▸ Aim
Reproduce the records below in full and exactly, without their images.

▸ Supplied material

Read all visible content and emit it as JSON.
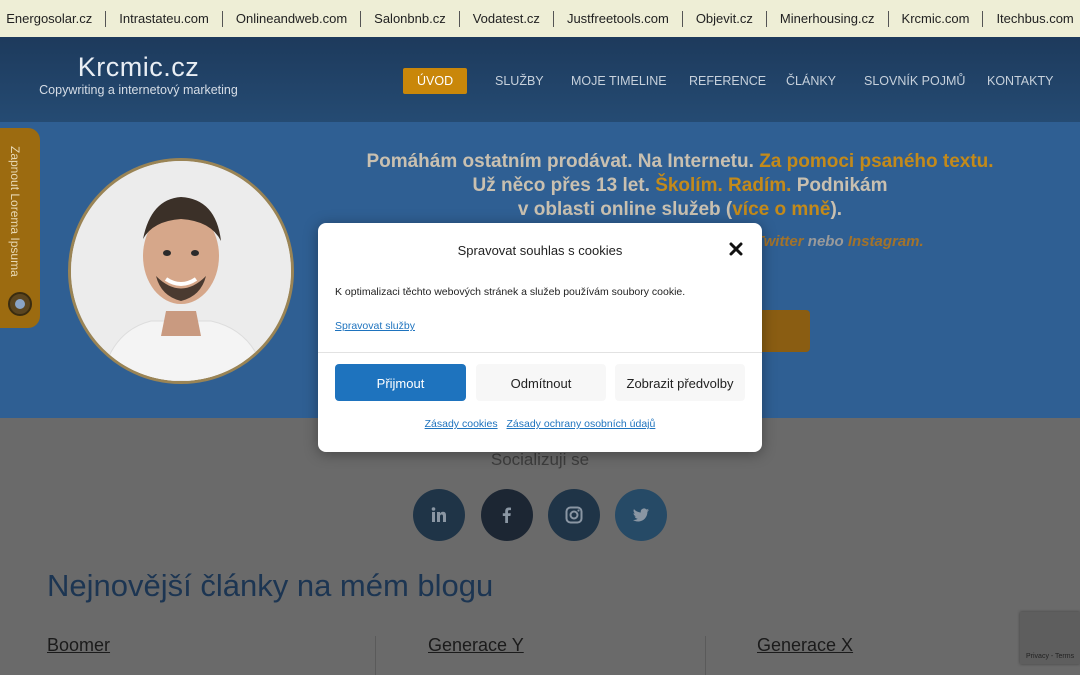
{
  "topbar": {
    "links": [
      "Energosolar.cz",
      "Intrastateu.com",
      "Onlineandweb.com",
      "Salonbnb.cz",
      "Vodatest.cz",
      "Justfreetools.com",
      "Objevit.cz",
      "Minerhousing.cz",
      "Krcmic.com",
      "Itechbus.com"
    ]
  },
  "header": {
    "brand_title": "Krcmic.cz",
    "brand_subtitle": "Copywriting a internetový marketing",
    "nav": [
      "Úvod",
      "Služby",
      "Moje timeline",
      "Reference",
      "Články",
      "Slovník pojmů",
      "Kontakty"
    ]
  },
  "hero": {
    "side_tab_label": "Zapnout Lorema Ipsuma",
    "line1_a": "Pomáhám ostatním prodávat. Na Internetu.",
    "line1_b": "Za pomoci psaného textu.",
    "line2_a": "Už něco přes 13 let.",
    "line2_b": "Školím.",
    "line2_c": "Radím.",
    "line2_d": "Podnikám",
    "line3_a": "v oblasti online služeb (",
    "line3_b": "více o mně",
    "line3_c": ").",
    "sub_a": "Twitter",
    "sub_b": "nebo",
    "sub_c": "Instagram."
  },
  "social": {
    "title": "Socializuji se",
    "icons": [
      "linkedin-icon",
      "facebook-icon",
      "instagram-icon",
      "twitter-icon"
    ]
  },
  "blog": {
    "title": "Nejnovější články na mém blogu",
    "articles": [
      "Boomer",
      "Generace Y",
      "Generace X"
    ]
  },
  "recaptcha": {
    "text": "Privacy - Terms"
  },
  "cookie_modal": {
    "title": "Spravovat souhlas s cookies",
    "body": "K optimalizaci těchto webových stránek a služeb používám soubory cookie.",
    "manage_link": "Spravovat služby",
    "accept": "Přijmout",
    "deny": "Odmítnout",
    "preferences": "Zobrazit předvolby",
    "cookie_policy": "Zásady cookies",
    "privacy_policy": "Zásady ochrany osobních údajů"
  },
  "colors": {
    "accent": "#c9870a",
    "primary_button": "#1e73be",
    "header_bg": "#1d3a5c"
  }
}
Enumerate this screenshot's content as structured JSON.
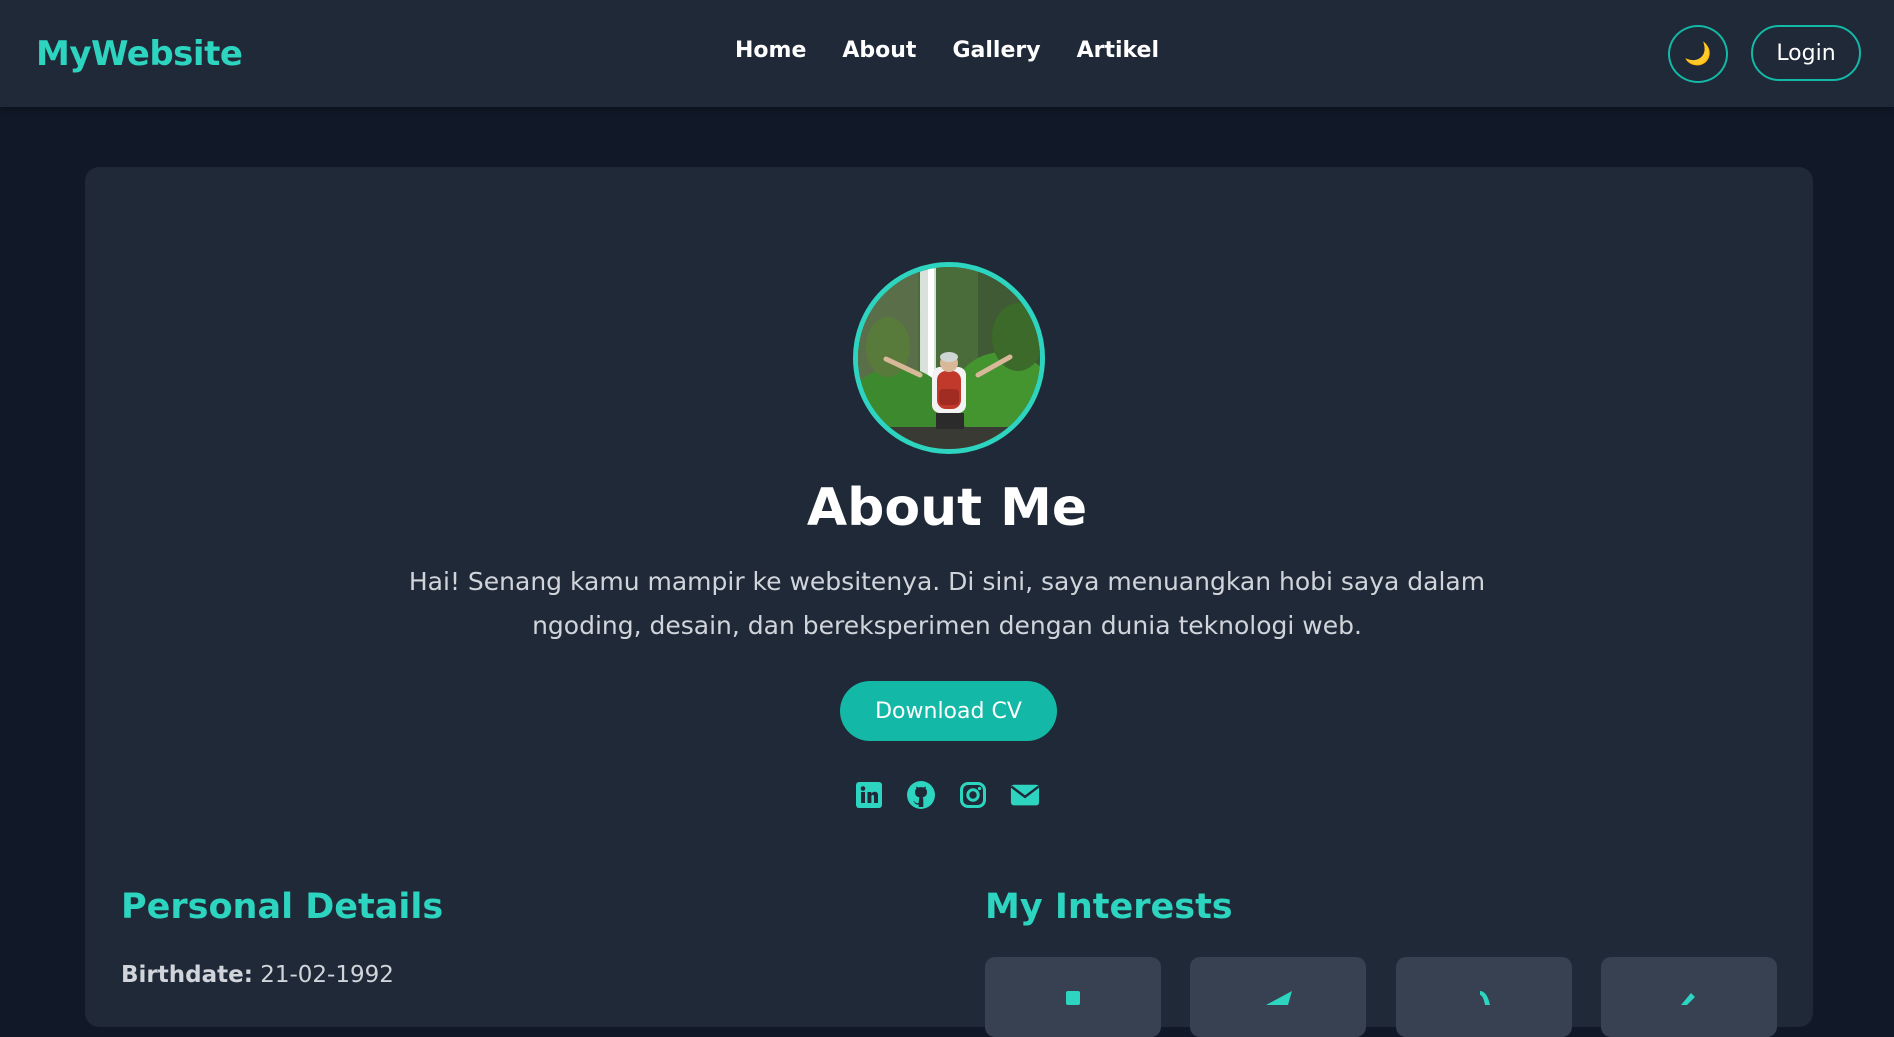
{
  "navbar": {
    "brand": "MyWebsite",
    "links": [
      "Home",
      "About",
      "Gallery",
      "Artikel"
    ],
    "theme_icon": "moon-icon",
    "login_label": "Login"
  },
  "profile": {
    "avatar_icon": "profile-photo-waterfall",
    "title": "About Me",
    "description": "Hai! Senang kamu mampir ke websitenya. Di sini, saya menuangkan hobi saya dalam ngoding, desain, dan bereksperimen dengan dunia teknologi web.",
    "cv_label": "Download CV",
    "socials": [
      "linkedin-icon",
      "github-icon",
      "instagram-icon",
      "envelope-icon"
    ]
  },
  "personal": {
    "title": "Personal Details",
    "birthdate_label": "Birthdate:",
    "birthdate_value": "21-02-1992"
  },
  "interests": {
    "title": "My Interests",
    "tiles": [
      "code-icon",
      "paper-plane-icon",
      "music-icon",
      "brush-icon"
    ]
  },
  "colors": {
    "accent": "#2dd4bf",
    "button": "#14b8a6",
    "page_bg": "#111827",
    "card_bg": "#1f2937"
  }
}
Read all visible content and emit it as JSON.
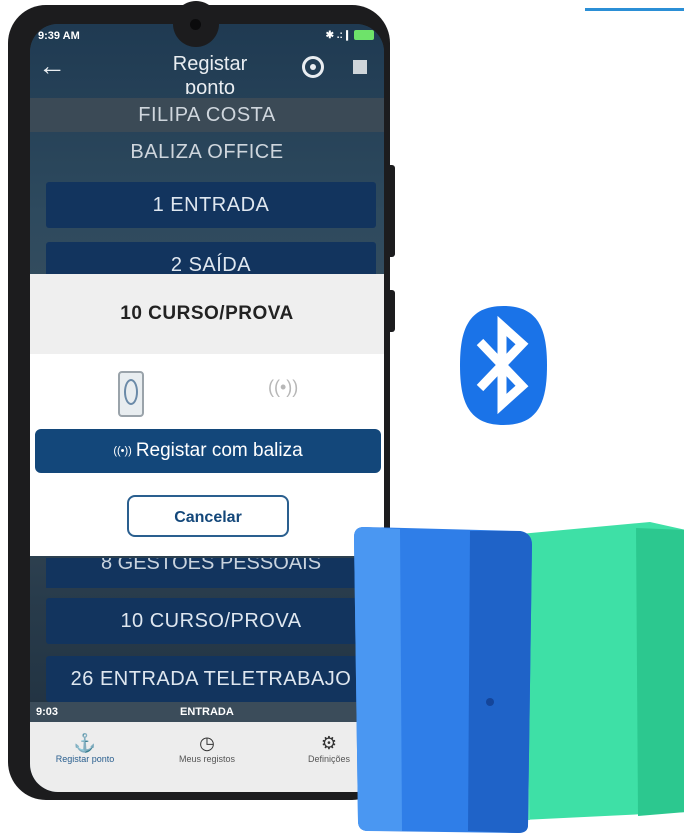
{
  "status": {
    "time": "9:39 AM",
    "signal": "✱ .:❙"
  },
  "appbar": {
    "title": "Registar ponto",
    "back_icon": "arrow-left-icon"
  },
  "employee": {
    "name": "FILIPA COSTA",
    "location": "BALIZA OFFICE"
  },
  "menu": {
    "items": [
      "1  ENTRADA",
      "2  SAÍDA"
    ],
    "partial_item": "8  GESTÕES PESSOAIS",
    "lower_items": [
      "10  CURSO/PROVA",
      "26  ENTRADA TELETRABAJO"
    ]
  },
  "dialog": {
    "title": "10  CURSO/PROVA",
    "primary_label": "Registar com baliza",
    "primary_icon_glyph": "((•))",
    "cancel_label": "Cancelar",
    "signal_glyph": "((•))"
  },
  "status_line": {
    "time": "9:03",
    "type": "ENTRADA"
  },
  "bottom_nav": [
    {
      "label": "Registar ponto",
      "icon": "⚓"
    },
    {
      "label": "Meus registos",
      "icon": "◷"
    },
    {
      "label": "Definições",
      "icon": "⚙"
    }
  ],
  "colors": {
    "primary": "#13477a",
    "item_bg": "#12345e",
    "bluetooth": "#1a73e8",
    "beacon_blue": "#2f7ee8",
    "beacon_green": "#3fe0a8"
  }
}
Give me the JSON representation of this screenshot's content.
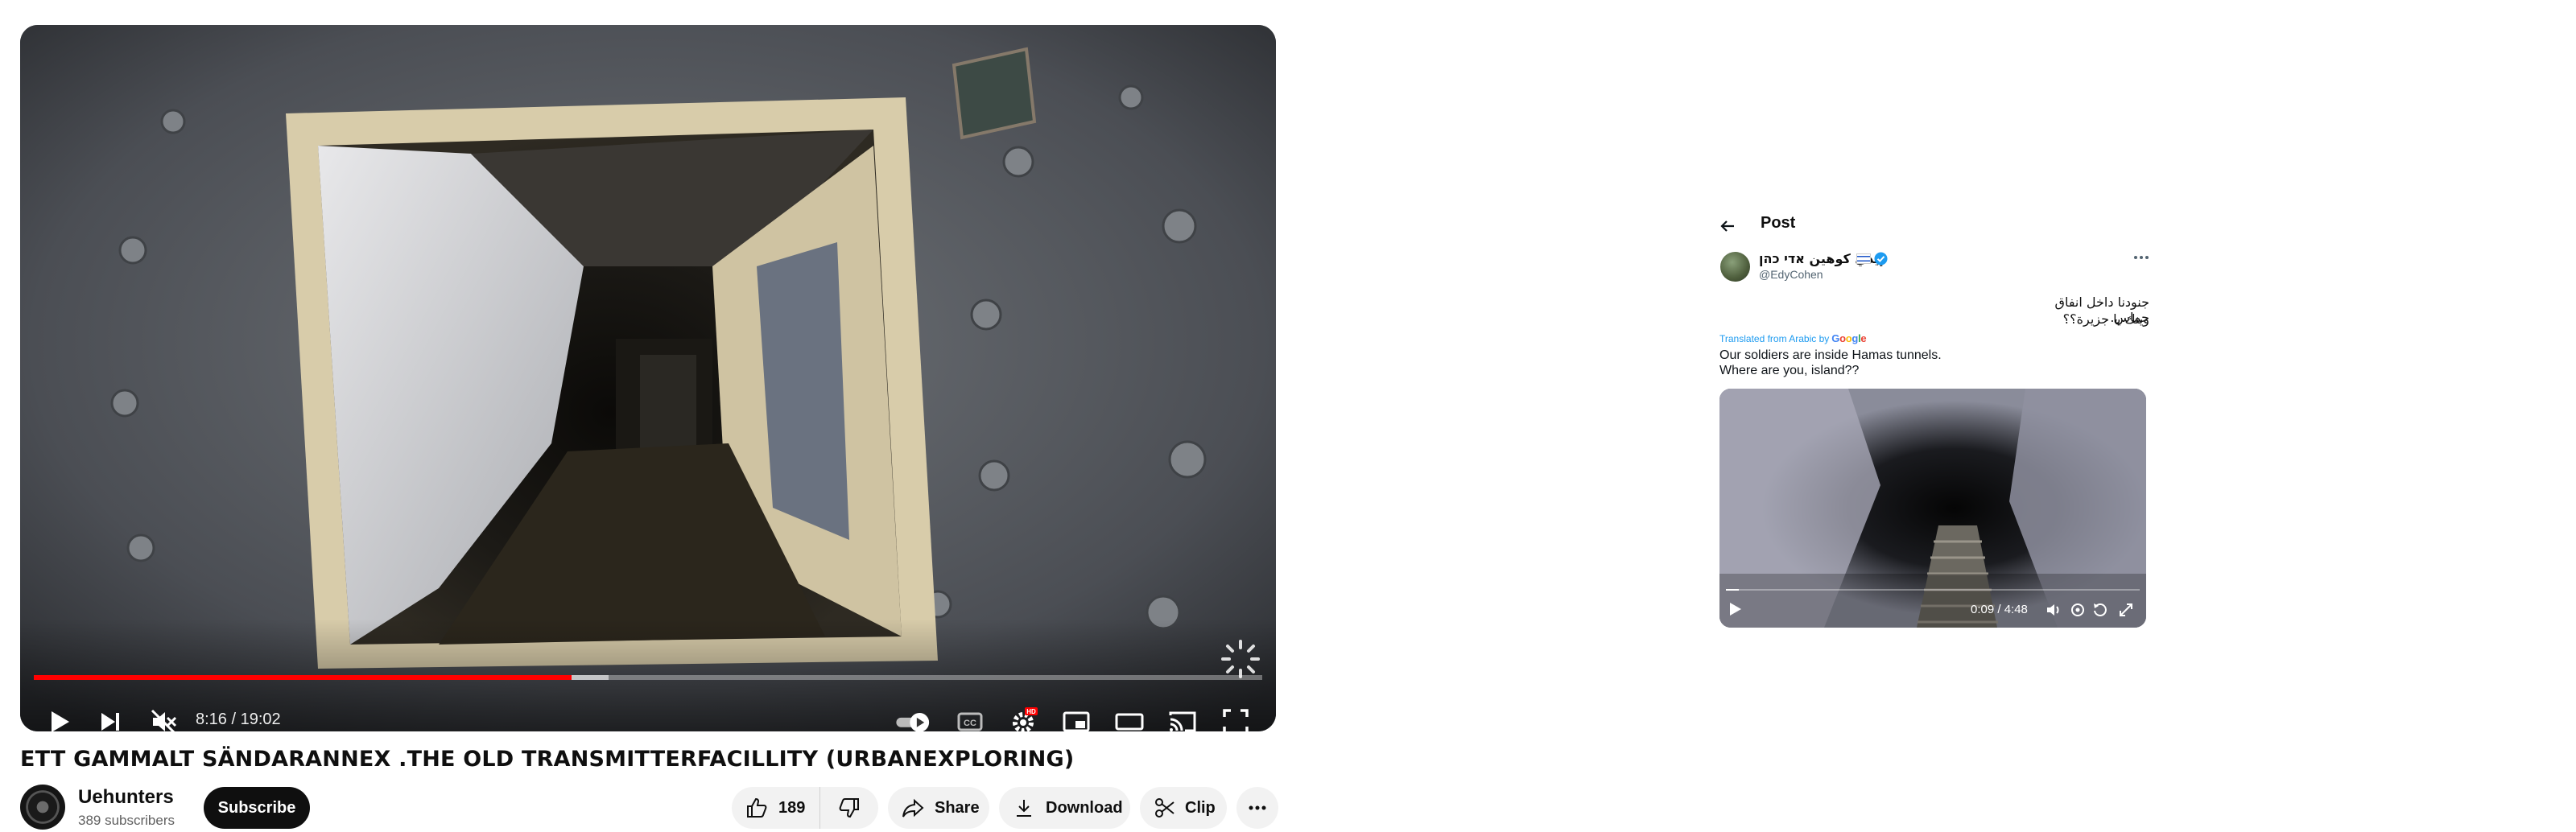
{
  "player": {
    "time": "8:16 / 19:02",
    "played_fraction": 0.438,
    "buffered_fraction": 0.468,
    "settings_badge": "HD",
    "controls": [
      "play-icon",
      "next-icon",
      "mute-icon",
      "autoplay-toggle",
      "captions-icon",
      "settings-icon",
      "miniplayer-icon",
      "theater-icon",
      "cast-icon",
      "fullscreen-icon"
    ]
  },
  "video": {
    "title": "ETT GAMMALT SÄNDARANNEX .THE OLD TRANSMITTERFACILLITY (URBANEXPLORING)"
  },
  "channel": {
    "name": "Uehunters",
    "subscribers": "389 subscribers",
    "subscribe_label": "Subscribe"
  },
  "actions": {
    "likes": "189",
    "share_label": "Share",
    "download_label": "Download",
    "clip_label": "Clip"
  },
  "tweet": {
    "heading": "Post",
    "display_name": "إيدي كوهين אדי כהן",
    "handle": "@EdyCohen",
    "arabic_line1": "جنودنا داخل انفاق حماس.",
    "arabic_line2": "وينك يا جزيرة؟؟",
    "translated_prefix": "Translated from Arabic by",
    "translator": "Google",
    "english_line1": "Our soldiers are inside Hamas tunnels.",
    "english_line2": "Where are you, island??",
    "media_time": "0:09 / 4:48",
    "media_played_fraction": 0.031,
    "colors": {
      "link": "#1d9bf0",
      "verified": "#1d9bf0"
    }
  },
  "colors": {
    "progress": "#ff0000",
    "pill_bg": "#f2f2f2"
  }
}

▸ Solution below
Read all visible content and emit it as JSON.
{
  "topbar": {
    "links": [
      "Energosolar.cz",
      "Intrastateu.com",
      "Onlineandweb.com",
      "Salonbnb.cz",
      "Vodatest.cz",
      "Justfreetools.com",
      "Objevit.cz",
      "Minerhousing.cz",
      "Krcmic.com",
      "Itechbus.com"
    ]
  },
  "header": {
    "brand_title": "Krcmic.cz",
    "brand_subtitle": "Copywriting a internetový marketing",
    "nav": [
      "Úvod",
      "Služby",
      "Moje timeline",
      "Reference",
      "Články",
      "Slovník pojmů",
      "Kontakty"
    ]
  },
  "hero": {
    "side_tab_label": "Zapnout Lorema Ipsuma",
    "line1_a": "Pomáhám ostatním prodávat. Na Internetu.",
    "line1_b": "Za pomoci psaného textu.",
    "line2_a": "Už něco přes 13 let.",
    "line2_b": "Školím.",
    "line2_c": "Radím.",
    "line2_d": "Podnikám",
    "line3_a": "v oblasti online služeb (",
    "line3_b": "více o mně",
    "line3_c": ").",
    "sub_a": "Twitter",
    "sub_b": "nebo",
    "sub_c": "Instagram."
  },
  "social": {
    "title": "Socializuji se",
    "icons": [
      "linkedin-icon",
      "facebook-icon",
      "instagram-icon",
      "twitter-icon"
    ]
  },
  "blog": {
    "title": "Nejnovější články na mém blogu",
    "articles": [
      "Boomer",
      "Generace Y",
      "Generace X"
    ]
  },
  "recaptcha": {
    "text": "Privacy - Terms"
  },
  "cookie_modal": {
    "title": "Spravovat souhlas s cookies",
    "body": "K optimalizaci těchto webových stránek a služeb používám soubory cookie.",
    "manage_link": "Spravovat služby",
    "accept": "Přijmout",
    "deny": "Odmítnout",
    "preferences": "Zobrazit předvolby",
    "cookie_policy": "Zásady cookies",
    "privacy_policy": "Zásady ochrany osobních údajů"
  },
  "colors": {
    "accent": "#c9870a",
    "primary_button": "#1e73be",
    "header_bg": "#1d3a5c"
  }
}
Enumerate this screenshot's content as structured JSON.
{
  "navbar": {
    "brand": "MyWebsite",
    "links": [
      "Home",
      "About",
      "Gallery",
      "Artikel"
    ],
    "theme_icon": "moon-icon",
    "login_label": "Login"
  },
  "profile": {
    "avatar_icon": "profile-photo-waterfall",
    "title": "About Me",
    "description": "Hai! Senang kamu mampir ke websitenya. Di sini, saya menuangkan hobi saya dalam ngoding, desain, dan bereksperimen dengan dunia teknologi web.",
    "cv_label": "Download CV",
    "socials": [
      "linkedin-icon",
      "github-icon",
      "instagram-icon",
      "envelope-icon"
    ]
  },
  "personal": {
    "title": "Personal Details",
    "birthdate_label": "Birthdate:",
    "birthdate_value": "21-02-1992"
  },
  "interests": {
    "title": "My Interests",
    "tiles": [
      "code-icon",
      "paper-plane-icon",
      "music-icon",
      "brush-icon"
    ]
  },
  "colors": {
    "accent": "#2dd4bf",
    "button": "#14b8a6",
    "page_bg": "#111827",
    "card_bg": "#1f2937"
  }
}
Read all visible content and emit it as JSON.
{
  "status": {
    "time": "9:39 AM",
    "signal": "✱ .:❙"
  },
  "appbar": {
    "title": "Registar ponto",
    "back_icon": "arrow-left-icon"
  },
  "employee": {
    "name": "FILIPA COSTA",
    "location": "BALIZA OFFICE"
  },
  "menu": {
    "items": [
      "1  ENTRADA",
      "2  SAÍDA"
    ],
    "partial_item": "8  GESTÕES PESSOAIS",
    "lower_items": [
      "10  CURSO/PROVA",
      "26  ENTRADA TELETRABAJO"
    ]
  },
  "dialog": {
    "title": "10  CURSO/PROVA",
    "primary_label": "Registar com baliza",
    "primary_icon_glyph": "((•))",
    "cancel_label": "Cancelar",
    "signal_glyph": "((•))"
  },
  "status_line": {
    "time": "9:03",
    "type": "ENTRADA"
  },
  "bottom_nav": [
    {
      "label": "Registar ponto",
      "icon": "⚓"
    },
    {
      "label": "Meus registos",
      "icon": "◷"
    },
    {
      "label": "Definições",
      "icon": "⚙"
    }
  ],
  "colors": {
    "primary": "#13477a",
    "item_bg": "#12345e",
    "bluetooth": "#1a73e8",
    "beacon_blue": "#2f7ee8",
    "beacon_green": "#3fe0a8"
  }
}
Give me the JSON representation of this screenshot's content.
{
  "player": {
    "time": "8:16 / 19:02",
    "played_fraction": 0.438,
    "buffered_fraction": 0.468,
    "settings_badge": "HD",
    "controls": [
      "play-icon",
      "next-icon",
      "mute-icon",
      "autoplay-toggle",
      "captions-icon",
      "settings-icon",
      "miniplayer-icon",
      "theater-icon",
      "cast-icon",
      "fullscreen-icon"
    ]
  },
  "video": {
    "title": "ETT GAMMALT SÄNDARANNEX .THE OLD TRANSMITTERFACILLITY (URBANEXPLORING)"
  },
  "channel": {
    "name": "Uehunters",
    "subscribers": "389 subscribers",
    "subscribe_label": "Subscribe"
  },
  "actions": {
    "likes": "189",
    "share_label": "Share",
    "download_label": "Download",
    "clip_label": "Clip"
  },
  "tweet": {
    "heading": "Post",
    "display_name": "إيدي كوهين אדי כהן",
    "handle": "@EdyCohen",
    "arabic_line1": "جنودنا داخل انفاق حماس.",
    "arabic_line2": "وينك يا جزيرة؟؟",
    "translated_prefix": "Translated from Arabic by",
    "translator": "Google",
    "english_line1": "Our soldiers are inside Hamas tunnels.",
    "english_line2": "Where are you, island??",
    "media_time": "0:09 / 4:48",
    "media_played_fraction": 0.031,
    "colors": {
      "link": "#1d9bf0",
      "verified": "#1d9bf0"
    }
  },
  "colors": {
    "progress": "#ff0000",
    "pill_bg": "#f2f2f2"
  }
}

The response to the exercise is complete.